Instructions to follow:
Copy every line in the records below that contains the word "Radio".

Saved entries
┏━━
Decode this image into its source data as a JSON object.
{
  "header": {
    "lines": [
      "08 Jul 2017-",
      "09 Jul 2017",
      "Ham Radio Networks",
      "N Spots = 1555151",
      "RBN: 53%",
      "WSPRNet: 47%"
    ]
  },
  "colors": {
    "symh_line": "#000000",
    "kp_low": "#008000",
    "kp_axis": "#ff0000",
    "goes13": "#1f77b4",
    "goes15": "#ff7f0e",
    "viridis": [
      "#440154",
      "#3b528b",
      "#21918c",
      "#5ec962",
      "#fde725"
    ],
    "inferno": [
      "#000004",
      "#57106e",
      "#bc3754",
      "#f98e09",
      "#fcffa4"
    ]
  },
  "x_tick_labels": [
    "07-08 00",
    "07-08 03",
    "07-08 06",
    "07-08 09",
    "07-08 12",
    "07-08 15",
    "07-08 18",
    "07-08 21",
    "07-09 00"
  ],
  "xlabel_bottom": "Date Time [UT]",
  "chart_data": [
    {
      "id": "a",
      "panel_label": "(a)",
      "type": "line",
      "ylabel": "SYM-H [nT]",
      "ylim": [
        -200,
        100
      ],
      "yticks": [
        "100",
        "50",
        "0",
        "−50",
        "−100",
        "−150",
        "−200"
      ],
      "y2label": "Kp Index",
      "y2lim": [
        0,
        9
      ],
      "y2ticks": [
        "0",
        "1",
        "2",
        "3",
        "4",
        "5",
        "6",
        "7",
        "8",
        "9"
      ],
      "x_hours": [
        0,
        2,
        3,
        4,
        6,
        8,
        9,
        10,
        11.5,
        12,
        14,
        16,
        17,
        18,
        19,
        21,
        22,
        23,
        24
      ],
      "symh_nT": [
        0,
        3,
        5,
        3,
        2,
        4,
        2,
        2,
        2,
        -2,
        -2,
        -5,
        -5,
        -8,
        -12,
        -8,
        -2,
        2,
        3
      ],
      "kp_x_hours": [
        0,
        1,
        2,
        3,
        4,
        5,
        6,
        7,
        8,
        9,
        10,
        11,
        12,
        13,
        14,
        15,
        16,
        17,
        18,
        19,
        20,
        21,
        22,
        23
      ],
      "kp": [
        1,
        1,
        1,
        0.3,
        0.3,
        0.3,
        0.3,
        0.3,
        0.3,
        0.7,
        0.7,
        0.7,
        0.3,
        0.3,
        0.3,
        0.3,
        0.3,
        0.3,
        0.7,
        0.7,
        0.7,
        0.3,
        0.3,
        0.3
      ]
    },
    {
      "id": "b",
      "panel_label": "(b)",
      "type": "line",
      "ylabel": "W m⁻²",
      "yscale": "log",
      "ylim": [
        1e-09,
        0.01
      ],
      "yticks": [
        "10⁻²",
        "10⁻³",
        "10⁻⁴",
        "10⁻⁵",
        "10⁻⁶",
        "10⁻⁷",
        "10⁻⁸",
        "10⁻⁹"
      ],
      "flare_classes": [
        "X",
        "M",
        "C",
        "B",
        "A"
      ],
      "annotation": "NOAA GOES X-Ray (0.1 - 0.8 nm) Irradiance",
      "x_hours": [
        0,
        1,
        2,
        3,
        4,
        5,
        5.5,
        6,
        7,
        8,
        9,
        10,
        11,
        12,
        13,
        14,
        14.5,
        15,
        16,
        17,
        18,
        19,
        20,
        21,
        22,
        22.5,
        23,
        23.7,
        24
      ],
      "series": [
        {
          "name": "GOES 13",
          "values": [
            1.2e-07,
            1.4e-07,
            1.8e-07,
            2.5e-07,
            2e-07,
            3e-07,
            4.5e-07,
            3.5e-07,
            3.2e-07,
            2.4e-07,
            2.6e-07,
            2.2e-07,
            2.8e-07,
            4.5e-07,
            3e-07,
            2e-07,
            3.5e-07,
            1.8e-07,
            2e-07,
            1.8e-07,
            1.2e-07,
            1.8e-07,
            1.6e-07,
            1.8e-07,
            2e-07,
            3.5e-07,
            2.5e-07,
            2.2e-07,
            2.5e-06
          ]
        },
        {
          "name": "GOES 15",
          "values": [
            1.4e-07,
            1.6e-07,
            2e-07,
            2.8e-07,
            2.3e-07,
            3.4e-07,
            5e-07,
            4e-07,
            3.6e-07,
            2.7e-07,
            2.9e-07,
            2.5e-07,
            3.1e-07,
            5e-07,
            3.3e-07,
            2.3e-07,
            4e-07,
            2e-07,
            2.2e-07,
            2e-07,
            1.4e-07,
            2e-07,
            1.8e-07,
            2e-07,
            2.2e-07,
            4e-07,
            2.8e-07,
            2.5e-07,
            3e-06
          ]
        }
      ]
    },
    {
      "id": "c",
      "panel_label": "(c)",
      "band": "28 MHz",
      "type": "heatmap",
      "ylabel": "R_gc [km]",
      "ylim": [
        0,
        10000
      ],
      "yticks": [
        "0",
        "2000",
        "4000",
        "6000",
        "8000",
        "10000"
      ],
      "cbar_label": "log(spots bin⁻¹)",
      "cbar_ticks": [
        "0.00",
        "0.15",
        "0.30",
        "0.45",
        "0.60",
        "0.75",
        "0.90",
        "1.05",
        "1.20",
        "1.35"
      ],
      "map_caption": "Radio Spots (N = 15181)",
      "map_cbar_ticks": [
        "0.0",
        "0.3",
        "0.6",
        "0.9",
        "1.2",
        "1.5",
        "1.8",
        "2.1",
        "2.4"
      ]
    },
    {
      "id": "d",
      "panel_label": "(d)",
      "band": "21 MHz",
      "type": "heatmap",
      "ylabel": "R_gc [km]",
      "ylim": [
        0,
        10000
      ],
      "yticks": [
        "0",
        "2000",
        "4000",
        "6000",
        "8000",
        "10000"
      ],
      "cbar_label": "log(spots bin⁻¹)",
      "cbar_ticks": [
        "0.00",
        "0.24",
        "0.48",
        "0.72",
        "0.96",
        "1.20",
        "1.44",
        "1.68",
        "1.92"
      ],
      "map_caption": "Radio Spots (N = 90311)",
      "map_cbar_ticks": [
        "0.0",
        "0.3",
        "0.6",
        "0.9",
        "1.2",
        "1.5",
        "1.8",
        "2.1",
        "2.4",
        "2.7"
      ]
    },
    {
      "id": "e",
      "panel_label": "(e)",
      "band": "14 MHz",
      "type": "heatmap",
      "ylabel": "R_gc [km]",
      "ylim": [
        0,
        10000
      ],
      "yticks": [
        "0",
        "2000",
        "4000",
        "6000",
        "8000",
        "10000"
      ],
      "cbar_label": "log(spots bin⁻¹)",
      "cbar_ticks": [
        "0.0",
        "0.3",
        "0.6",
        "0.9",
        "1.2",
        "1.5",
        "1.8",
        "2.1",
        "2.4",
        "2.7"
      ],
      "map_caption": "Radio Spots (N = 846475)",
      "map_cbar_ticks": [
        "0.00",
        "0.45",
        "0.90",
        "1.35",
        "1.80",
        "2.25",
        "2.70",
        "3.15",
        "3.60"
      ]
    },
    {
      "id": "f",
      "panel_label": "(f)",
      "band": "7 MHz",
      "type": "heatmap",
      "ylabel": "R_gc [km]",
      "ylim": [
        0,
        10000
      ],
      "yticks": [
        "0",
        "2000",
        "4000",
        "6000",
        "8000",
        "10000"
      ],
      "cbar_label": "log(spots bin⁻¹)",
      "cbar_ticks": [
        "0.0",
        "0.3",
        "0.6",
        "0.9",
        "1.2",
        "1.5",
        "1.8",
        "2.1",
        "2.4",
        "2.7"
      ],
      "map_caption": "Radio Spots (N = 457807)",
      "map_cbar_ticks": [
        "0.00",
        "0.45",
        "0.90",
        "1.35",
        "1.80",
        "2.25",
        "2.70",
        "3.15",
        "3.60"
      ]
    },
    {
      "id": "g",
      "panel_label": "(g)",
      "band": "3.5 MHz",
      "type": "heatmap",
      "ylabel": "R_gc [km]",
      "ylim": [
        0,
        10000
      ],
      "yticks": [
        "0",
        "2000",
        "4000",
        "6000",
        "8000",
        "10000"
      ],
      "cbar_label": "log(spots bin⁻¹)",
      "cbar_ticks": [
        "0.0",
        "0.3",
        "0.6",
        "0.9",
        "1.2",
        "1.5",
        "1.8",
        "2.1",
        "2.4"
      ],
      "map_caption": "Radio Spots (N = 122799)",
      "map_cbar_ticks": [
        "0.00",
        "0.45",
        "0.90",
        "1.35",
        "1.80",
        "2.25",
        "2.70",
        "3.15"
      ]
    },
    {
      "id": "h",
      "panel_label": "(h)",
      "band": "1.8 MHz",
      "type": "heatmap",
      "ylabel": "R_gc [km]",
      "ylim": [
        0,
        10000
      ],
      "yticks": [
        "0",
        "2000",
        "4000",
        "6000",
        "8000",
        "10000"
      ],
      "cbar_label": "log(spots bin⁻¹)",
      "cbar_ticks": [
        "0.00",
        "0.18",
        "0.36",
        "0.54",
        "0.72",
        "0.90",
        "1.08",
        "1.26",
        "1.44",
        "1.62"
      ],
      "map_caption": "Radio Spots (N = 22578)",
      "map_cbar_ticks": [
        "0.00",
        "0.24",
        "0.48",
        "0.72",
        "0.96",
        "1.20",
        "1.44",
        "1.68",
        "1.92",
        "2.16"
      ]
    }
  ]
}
┗━━
Solution:
      "Ham Radio Networks",
      "map_caption": "Radio Spots (N = 15181)",
      "map_caption": "Radio Spots (N = 90311)",
      "map_caption": "Radio Spots (N = 846475)",
      "map_caption": "Radio Spots (N = 457807)",
      "map_caption": "Radio Spots (N = 122799)",
      "map_caption": "Radio Spots (N = 22578)",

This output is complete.